'''
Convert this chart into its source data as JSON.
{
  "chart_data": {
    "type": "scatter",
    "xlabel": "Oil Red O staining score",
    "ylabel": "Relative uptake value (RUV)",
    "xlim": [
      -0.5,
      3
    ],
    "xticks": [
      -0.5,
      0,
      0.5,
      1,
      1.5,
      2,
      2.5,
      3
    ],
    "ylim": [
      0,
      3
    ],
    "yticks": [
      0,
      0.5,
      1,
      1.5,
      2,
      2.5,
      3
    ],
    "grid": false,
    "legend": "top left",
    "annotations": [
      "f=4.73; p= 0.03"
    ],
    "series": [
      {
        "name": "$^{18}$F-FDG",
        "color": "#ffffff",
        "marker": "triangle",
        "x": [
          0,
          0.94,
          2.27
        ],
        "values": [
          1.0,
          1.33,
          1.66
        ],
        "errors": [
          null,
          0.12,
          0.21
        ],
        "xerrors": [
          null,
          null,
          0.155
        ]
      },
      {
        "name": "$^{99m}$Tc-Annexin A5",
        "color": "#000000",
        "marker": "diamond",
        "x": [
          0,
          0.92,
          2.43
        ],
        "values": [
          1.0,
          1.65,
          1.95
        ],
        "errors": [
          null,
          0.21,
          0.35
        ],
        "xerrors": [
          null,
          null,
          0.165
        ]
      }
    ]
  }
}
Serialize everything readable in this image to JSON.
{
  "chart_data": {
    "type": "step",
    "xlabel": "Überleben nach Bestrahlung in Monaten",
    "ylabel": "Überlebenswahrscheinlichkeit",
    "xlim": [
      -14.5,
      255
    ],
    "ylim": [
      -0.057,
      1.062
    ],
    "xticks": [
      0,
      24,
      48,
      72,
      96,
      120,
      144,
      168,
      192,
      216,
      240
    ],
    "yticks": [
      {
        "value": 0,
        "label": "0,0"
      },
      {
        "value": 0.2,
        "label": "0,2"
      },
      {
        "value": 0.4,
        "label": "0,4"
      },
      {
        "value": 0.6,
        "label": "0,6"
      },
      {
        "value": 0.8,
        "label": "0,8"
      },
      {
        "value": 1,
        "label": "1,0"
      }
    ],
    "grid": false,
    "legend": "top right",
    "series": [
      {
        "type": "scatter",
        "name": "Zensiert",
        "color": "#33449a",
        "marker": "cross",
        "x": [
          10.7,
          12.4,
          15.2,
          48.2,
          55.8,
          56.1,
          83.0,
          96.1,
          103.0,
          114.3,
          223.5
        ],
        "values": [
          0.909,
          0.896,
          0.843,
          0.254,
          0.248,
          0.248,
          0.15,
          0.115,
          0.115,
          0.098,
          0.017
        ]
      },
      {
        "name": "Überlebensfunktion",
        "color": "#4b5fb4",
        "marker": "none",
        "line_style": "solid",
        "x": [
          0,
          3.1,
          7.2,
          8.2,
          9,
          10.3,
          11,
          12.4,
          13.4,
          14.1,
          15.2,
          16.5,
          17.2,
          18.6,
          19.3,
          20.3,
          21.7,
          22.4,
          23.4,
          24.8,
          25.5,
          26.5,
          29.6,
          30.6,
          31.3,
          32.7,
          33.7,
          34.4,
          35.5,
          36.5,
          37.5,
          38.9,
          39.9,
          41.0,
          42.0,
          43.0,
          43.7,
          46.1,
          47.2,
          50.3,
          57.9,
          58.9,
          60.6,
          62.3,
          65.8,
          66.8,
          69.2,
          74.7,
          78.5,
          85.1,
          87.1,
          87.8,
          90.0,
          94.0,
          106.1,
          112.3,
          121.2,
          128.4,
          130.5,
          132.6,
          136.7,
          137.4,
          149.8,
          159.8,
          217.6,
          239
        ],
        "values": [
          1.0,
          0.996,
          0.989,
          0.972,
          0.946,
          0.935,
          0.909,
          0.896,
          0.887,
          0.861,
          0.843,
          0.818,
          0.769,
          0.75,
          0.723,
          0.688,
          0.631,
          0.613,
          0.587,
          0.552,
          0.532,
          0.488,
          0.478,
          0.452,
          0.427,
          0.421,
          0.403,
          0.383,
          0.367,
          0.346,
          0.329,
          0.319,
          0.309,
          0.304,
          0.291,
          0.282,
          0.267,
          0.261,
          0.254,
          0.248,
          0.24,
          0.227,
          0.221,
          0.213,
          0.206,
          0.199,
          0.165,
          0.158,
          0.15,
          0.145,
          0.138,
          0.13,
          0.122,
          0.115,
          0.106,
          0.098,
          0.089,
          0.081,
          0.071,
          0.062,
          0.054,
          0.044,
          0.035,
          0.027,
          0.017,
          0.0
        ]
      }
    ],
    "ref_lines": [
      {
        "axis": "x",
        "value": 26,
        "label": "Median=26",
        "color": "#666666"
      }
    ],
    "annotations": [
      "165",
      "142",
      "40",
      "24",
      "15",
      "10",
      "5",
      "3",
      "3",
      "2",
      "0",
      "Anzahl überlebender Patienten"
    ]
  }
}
'''
_DO THIS:_
Repeat every entry word for word.

_RESULT OF THIS TASK:_
Convert this chart into its source data as JSON.
{
  "chart_data": {
    "type": "scatter",
    "xlabel": "Oil Red O staining score",
    "ylabel": "Relative uptake value (RUV)",
    "xlim": [
      -0.5,
      3
    ],
    "xticks": [
      -0.5,
      0,
      0.5,
      1,
      1.5,
      2,
      2.5,
      3
    ],
    "ylim": [
      0,
      3
    ],
    "yticks": [
      0,
      0.5,
      1,
      1.5,
      2,
      2.5,
      3
    ],
    "grid": false,
    "legend": "top left",
    "annotations": [
      "f=4.73; p= 0.03"
    ],
    "series": [
      {
        "name": "$^{18}$F-FDG",
        "color": "#ffffff",
        "marker": "triangle",
        "x": [
          0,
          0.94,
          2.27
        ],
        "values": [
          1.0,
          1.33,
          1.66
        ],
        "errors": [
          null,
          0.12,
          0.21
        ],
        "xerrors": [
          null,
          null,
          0.155
        ]
      },
      {
        "name": "$^{99m}$Tc-Annexin A5",
        "color": "#000000",
        "marker": "diamond",
        "x": [
          0,
          0.92,
          2.43
        ],
        "values": [
          1.0,
          1.65,
          1.95
        ],
        "errors": [
          null,
          0.21,
          0.35
        ],
        "xerrors": [
          null,
          null,
          0.165
        ]
      }
    ]
  }
}
Serialize everything readable in this image to JSON.
{
  "chart_data": {
    "type": "step",
    "xlabel": "Überleben nach Bestrahlung in Monaten",
    "ylabel": "Überlebenswahrscheinlichkeit",
    "xlim": [
      -14.5,
      255
    ],
    "ylim": [
      -0.057,
      1.062
    ],
    "xticks": [
      0,
      24,
      48,
      72,
      96,
      120,
      144,
      168,
      192,
      216,
      240
    ],
    "yticks": [
      {
        "value": 0,
        "label": "0,0"
      },
      {
        "value": 0.2,
        "label": "0,2"
      },
      {
        "value": 0.4,
        "label": "0,4"
      },
      {
        "value": 0.6,
        "label": "0,6"
      },
      {
        "value": 0.8,
        "label": "0,8"
      },
      {
        "value": 1,
        "label": "1,0"
      }
    ],
    "grid": false,
    "legend": "top right",
    "series": [
      {
        "type": "scatter",
        "name": "Zensiert",
        "color": "#33449a",
        "marker": "cross",
        "x": [
          10.7,
          12.4,
          15.2,
          48.2,
          55.8,
          56.1,
          83.0,
          96.1,
          103.0,
          114.3,
          223.5
        ],
        "values": [
          0.909,
          0.896,
          0.843,
          0.254,
          0.248,
          0.248,
          0.15,
          0.115,
          0.115,
          0.098,
          0.017
        ]
      },
      {
        "name": "Überlebensfunktion",
        "color": "#4b5fb4",
        "marker": "none",
        "line_style": "solid",
        "x": [
          0,
          3.1,
          7.2,
          8.2,
          9,
          10.3,
          11,
          12.4,
          13.4,
          14.1,
          15.2,
          16.5,
          17.2,
          18.6,
          19.3,
          20.3,
          21.7,
          22.4,
          23.4,
          24.8,
          25.5,
          26.5,
          29.6,
          30.6,
          31.3,
          32.7,
          33.7,
          34.4,
          35.5,
          36.5,
          37.5,
          38.9,
          39.9,
          41.0,
          42.0,
          43.0,
          43.7,
          46.1,
          47.2,
          50.3,
          57.9,
          58.9,
          60.6,
          62.3,
          65.8,
          66.8,
          69.2,
          74.7,
          78.5,
          85.1,
          87.1,
          87.8,
          90.0,
          94.0,
          106.1,
          112.3,
          121.2,
          128.4,
          130.5,
          132.6,
          136.7,
          137.4,
          149.8,
          159.8,
          217.6,
          239
        ],
        "values": [
          1.0,
          0.996,
          0.989,
          0.972,
          0.946,
          0.935,
          0.909,
          0.896,
          0.887,
          0.861,
          0.843,
          0.818,
          0.769,
          0.75,
          0.723,
          0.688,
          0.631,
          0.613,
          0.587,
          0.552,
          0.532,
          0.488,
          0.478,
          0.452,
          0.427,
          0.421,
          0.403,
          0.383,
          0.367,
          0.346,
          0.329,
          0.319,
          0.309,
          0.304,
          0.291,
          0.282,
          0.267,
          0.261,
          0.254,
          0.248,
          0.24,
          0.227,
          0.221,
          0.213,
          0.206,
          0.199,
          0.165,
          0.158,
          0.15,
          0.145,
          0.138,
          0.13,
          0.122,
          0.115,
          0.106,
          0.098,
          0.089,
          0.081,
          0.071,
          0.062,
          0.054,
          0.044,
          0.035,
          0.027,
          0.017,
          0.0
        ]
      }
    ],
    "ref_lines": [
      {
        "axis": "x",
        "value": 26,
        "label": "Median=26",
        "color": "#666666"
      }
    ],
    "annotations": [
      "165",
      "142",
      "40",
      "24",
      "15",
      "10",
      "5",
      "3",
      "3",
      "2",
      "0",
      "Anzahl überlebender Patienten"
    ]
  }
}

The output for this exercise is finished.